-------- Dataset excerpts --------

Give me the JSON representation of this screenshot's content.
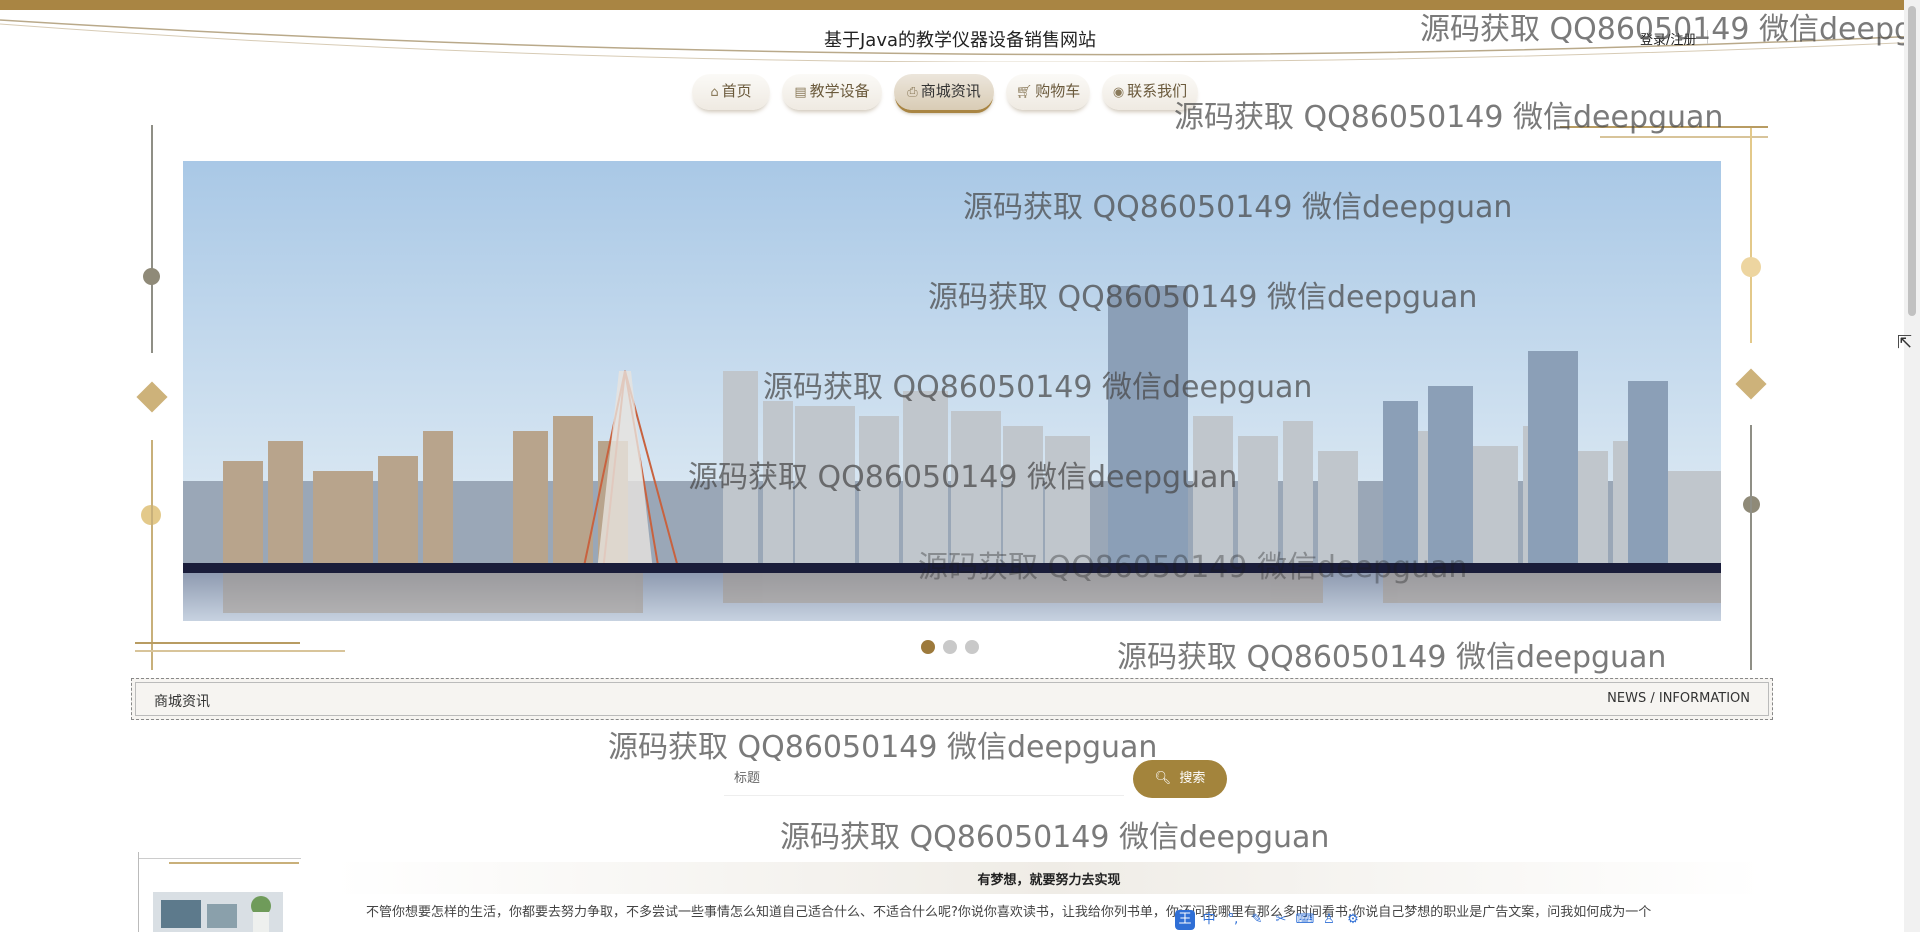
{
  "header": {
    "site_title": "基于Java的教学仪器设备销售网站",
    "login_label": "登录/注册"
  },
  "nav": {
    "items": [
      {
        "label": "首页",
        "icon": "home-icon"
      },
      {
        "label": "教学设备",
        "icon": "list-icon"
      },
      {
        "label": "商城资讯",
        "icon": "news-icon",
        "active": true
      },
      {
        "label": "购物车",
        "icon": "cart-icon"
      },
      {
        "label": "联系我们",
        "icon": "contact-icon"
      }
    ]
  },
  "carousel": {
    "slides": 3,
    "active_index": 0
  },
  "section": {
    "title": "商城资讯",
    "subtitle_en": "NEWS / INFORMATION"
  },
  "search": {
    "placeholder": "标题",
    "button_label": "搜索"
  },
  "article": {
    "title": "有梦想，就要努力去实现",
    "excerpt": "不管你想要怎样的生活，你都要去努力争取，不多尝试一些事情怎么知道自己适合什么、不适合什么呢?你说你喜欢读书，让我给你列书单，你还问我哪里有那么多时间看书;你说自己梦想的职业是广告文案，问我如何成为一个"
  },
  "watermark_text": "源码获取 QQ86050149 微信deepguan",
  "colors": {
    "accent": "#a98543",
    "button": "#a3843c",
    "dot_active": "#9d7a3c"
  }
}
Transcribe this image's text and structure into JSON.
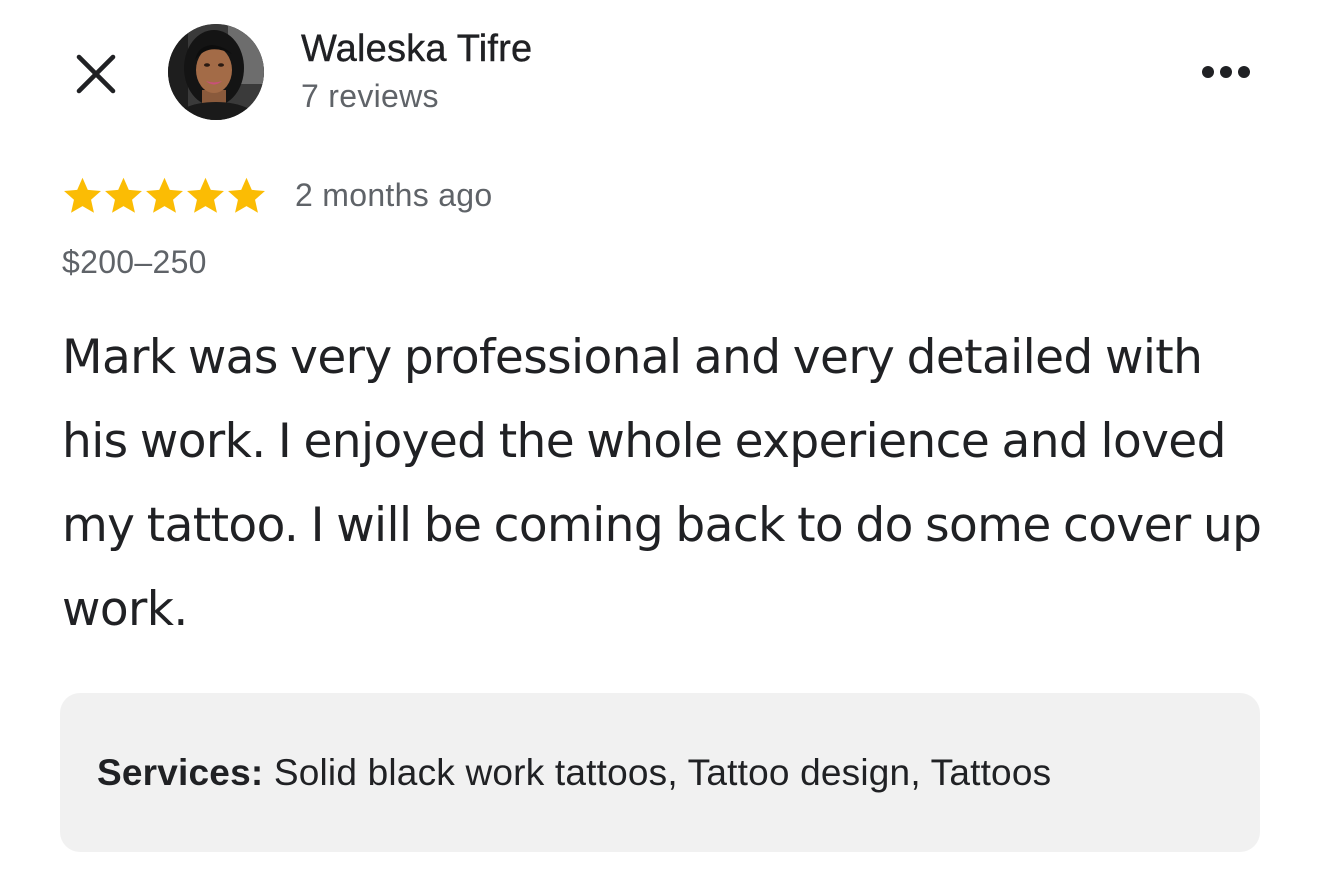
{
  "header": {
    "close_icon": "close-icon",
    "reviewer_name": "Waleska Tifre",
    "review_count": "7 reviews",
    "more_icon": "more-options-icon"
  },
  "review": {
    "rating": 5,
    "rating_max": 5,
    "star_color": "#fbbc04",
    "time": "2 months ago",
    "price": "$200–250",
    "text": "Mark was very professional and very detailed with his work. I enjoyed the whole experience and loved my tattoo. I will be coming back to do some cover up work."
  },
  "services": {
    "label": "Services:",
    "value": "Solid black work tattoos, Tattoo design, Tattoos"
  }
}
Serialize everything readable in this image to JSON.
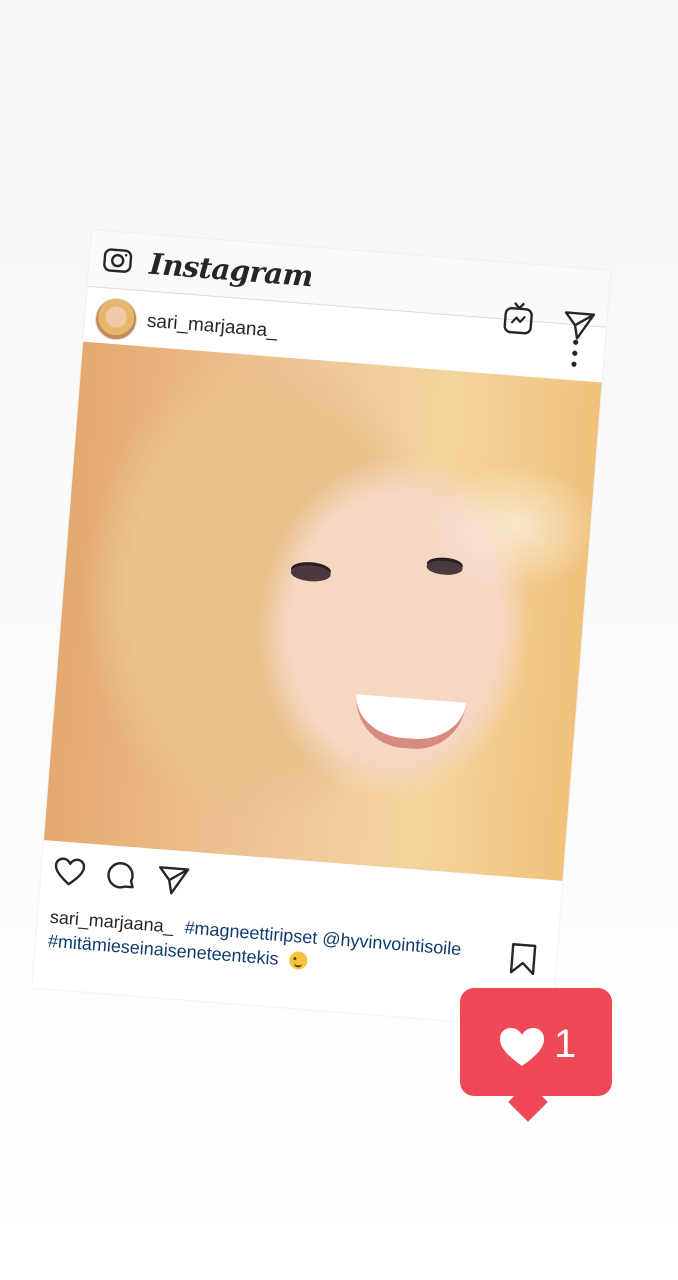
{
  "app": {
    "logo_text": "Instagram"
  },
  "post": {
    "username": "sari_marjaana_",
    "caption": {
      "username": "sari_marjaana_",
      "hashtag_1": "#magneettiripset",
      "mention": "@hyvinvointisoile",
      "hashtag_2": "#mitämieseinaiseneteentekis"
    }
  },
  "icons": {
    "camera": "camera-icon",
    "igtv": "igtv-icon",
    "send": "direct-send-icon",
    "more": "more-options-icon",
    "like": "heart-icon",
    "comment": "comment-icon",
    "share": "share-icon",
    "save": "bookmark-icon",
    "emoji": "winking-face-emoji"
  },
  "notification": {
    "like_count": "1"
  },
  "colors": {
    "notification_bg": "#ef4856",
    "link": "#0f3c6f",
    "text": "#262626"
  }
}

--------

## Your task
Copy the records word for word, leaving no picture in the copy.

## Answer to this exercise
Give me the JSON representation of this screenshot's content.
{
  "header": {
    "site_title": "基于Java的教学仪器设备销售网站",
    "login_label": "登录/注册"
  },
  "nav": {
    "items": [
      {
        "label": "首页",
        "icon": "home-icon"
      },
      {
        "label": "教学设备",
        "icon": "list-icon"
      },
      {
        "label": "商城资讯",
        "icon": "news-icon",
        "active": true
      },
      {
        "label": "购物车",
        "icon": "cart-icon"
      },
      {
        "label": "联系我们",
        "icon": "contact-icon"
      }
    ]
  },
  "carousel": {
    "slides": 3,
    "active_index": 0
  },
  "section": {
    "title": "商城资讯",
    "subtitle_en": "NEWS / INFORMATION"
  },
  "search": {
    "placeholder": "标题",
    "button_label": "搜索"
  },
  "article": {
    "title": "有梦想，就要努力去实现",
    "excerpt": "不管你想要怎样的生活，你都要去努力争取，不多尝试一些事情怎么知道自己适合什么、不适合什么呢?你说你喜欢读书，让我给你列书单，你还问我哪里有那么多时间看书;你说自己梦想的职业是广告文案，问我如何成为一个"
  },
  "watermark_text": "源码获取 QQ86050149 微信deepguan",
  "colors": {
    "accent": "#a98543",
    "button": "#a3843c",
    "dot_active": "#9d7a3c"
  }
}
Transcribe this image's text and structure into JSON.
{
  "header": {
    "close_icon": "close-icon",
    "reviewer_name": "Waleska Tifre",
    "review_count": "7 reviews",
    "more_icon": "more-options-icon"
  },
  "review": {
    "rating": 5,
    "rating_max": 5,
    "star_color": "#fbbc04",
    "time": "2 months ago",
    "price": "$200–250",
    "text": "Mark was very professional and very detailed with his work. I enjoyed the whole experience and loved my tattoo. I will be coming back to do some cover up work."
  },
  "services": {
    "label": "Services:",
    "value": "Solid black work tattoos, Tattoo design, Tattoos"
  }
}
Serialize everything readable in this image to JSON.
{
  "app": {
    "logo_text": "Instagram"
  },
  "post": {
    "username": "sari_marjaana_",
    "caption": {
      "username": "sari_marjaana_",
      "hashtag_1": "#magneettiripset",
      "mention": "@hyvinvointisoile",
      "hashtag_2": "#mitämieseinaiseneteentekis"
    }
  },
  "icons": {
    "camera": "camera-icon",
    "igtv": "igtv-icon",
    "send": "direct-send-icon",
    "more": "more-options-icon",
    "like": "heart-icon",
    "comment": "comment-icon",
    "share": "share-icon",
    "save": "bookmark-icon",
    "emoji": "winking-face-emoji"
  },
  "notification": {
    "like_count": "1"
  },
  "colors": {
    "notification_bg": "#ef4856",
    "link": "#0f3c6f",
    "text": "#262626"
  }
}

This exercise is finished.